* [Texto]:
»»

Na verdade o Equador é um pouco mais do que isso. E se calhar até o factor “atraso” terá que ser reconsiderado.

O Equador, neste momento, deve ser considerado um dos lugares mais interessantes do planeta, no sentido de que indica um novo paradigma de desenvolvimento. Mostra o que pode ser alcançado com vontade política, mesmo em tempos de incerteza económica.


Apenas 10 anos atrás, o Equador era mais ou menos um caso perdido, a quinta-essência duma república das bananas (por acaso, é o maior exportador mundial de bananas), caracterizado pela instabilidade política, a desigualdade, fraco desempenho da economia, e pelo impacto cada vez mais importante dos Estados Unidos na sua política interna.

Em 2000, como resposta perante a hiperinflação e os problemas da balança dos pagamentos, o governo teve a ideia de “dolarizar” a economia, substituindo o Sucre (a antiga moeda) com a moeda dos EUA: o que reduziu a inflação, mas não fez nada para resolver os problemas económicos fundamentais e limitou ainda mais o espaço para a política interna. 

A viragem veio com a eleição do presidente Rafael Correa, o economista. Após ter tomado posse em Janeiro de 2007, o seu governo inaugurou uma série de mudanças com base numa nova Constituição (a número 20 do País) aprovada em 2008 por um referendo. Uma característica distintiva das mudanças que têm ocorrido desde então é que as políticas mais importantes têm sido submetidas a referendos. Isso deu ao governo a habilidade de “mexer” nos interesses políticos das poderosas lobbies

O governo está agora mais estável e em breve se tornará o governo mais duradouro na tumultuosa história do Equador. Os índices de popularidade do presidente ultrapassam 70%. Tudo isso é devido a uma mudança na abordagem do governo, tornada possível por uma constituição notável para o seu reconhecimento dos direitos humanos e dos direitos da natureza, e a aceitação do pluralismo e da diversidade cultural. 

Consideremos apenas algumas das mudanças económicas surgidas durante os últimos quatro anos, começando com a renegociação dos contratos do petróleo com as multinacionais.
O Equador é um exportador de petróleo, mas tinha recebido relativamente pouco deste papel por causa da alta percentagem do preço que acabava nos cofres das companhias petrolíferas estrangeiras. Uma nova lei em Julho de 2010 mudou radicalmente as condições, aumentando a participação do governo de 13% para 87% na receita bruta. 

Sete das 16 empresas de petróleo estrangeiras decidiram sair, e as explorações foram ocupadas por empresas estatais: as receitas aumentaram de 870 milhões de Dólares em 2011. 

Em segundo lugar, e talvez ainda mais impressionante, o governo tem conseguido um dramático aumento dos impostos directos. Na verdade, este foi ainda mais importante do que a “revolução do petróleo”. Os impostos directos (impostos principalmente corporativos) aumentaram desde cerca de 35% no total dos impostos em 2006 para mais de 40% em 2011, melhoramento obtido graças a uma melhor politica fiscal por parte da administração pública.

««

* [Registos]:
»»

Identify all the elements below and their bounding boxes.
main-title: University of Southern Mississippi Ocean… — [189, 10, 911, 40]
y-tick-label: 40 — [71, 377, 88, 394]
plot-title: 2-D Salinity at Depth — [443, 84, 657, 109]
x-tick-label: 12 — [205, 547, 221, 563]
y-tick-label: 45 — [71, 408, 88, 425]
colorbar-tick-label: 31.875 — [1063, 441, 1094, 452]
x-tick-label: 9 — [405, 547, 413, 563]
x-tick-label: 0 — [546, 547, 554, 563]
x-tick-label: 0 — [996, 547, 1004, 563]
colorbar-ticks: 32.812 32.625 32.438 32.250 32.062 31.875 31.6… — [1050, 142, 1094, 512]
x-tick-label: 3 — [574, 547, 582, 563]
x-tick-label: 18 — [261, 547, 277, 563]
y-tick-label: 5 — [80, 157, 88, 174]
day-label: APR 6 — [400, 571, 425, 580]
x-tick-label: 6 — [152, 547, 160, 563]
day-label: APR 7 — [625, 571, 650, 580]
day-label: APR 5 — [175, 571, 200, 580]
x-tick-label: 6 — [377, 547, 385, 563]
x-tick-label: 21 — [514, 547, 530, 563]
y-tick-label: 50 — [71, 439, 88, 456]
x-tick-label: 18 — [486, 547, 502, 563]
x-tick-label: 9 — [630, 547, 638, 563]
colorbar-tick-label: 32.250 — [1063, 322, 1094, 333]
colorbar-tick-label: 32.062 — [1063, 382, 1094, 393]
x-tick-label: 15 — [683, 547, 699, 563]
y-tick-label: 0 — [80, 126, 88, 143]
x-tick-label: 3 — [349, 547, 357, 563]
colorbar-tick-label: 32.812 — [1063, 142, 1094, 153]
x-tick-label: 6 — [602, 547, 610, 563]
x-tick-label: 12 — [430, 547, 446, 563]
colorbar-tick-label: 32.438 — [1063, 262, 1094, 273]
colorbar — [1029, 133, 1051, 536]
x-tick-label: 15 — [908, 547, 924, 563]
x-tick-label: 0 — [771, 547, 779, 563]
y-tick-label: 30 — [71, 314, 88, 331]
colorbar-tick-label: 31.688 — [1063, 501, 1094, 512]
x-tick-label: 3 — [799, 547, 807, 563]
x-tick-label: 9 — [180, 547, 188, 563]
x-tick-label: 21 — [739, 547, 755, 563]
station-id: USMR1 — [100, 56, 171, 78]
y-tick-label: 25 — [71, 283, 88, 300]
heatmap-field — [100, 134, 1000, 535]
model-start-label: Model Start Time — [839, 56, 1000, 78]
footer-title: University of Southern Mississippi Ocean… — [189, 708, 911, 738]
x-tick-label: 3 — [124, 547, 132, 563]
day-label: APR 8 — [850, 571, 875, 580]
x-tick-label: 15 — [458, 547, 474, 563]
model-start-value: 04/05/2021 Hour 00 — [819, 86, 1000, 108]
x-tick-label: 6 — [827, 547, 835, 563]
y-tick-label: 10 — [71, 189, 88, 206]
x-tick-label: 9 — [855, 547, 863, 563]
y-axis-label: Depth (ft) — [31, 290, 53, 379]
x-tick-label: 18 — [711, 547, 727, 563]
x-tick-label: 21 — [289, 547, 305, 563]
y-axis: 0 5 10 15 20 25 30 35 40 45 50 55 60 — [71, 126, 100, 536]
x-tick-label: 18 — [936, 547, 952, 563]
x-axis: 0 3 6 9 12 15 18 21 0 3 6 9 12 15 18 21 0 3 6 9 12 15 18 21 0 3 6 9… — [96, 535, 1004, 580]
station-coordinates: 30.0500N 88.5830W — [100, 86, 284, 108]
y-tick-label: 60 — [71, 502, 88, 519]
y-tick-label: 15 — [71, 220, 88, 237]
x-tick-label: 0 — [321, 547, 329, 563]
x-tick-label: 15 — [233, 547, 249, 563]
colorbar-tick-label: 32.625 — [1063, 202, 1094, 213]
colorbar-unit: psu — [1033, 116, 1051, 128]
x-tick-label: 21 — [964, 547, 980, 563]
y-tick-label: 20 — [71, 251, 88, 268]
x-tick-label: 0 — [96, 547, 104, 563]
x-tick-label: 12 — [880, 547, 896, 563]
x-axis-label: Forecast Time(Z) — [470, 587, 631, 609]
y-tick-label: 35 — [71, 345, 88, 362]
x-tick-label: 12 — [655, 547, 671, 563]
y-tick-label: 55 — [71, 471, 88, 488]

««

Diga se cada afirmação concorda com o texto sobre o Equador. Responda sim ou não e cite as palavras do texto que decidem. 1. A nova Constituição foi aprovada em 2008 por referendo. 2. A lei de Julho de 2010 elevou a participação do governo na receita bruta de 13% para 87%. 3. Todas as empresas de petróleo estrangeiras decidiram sair do país.

1. Sim: "aprovada em 2008 por um referendo".
2. Sim: "aumentando a participação do governo de 13% para 87% na receita bruta".
3. Não: "Sete das 16 empresas de petróleo estrangeiras decidiram sair".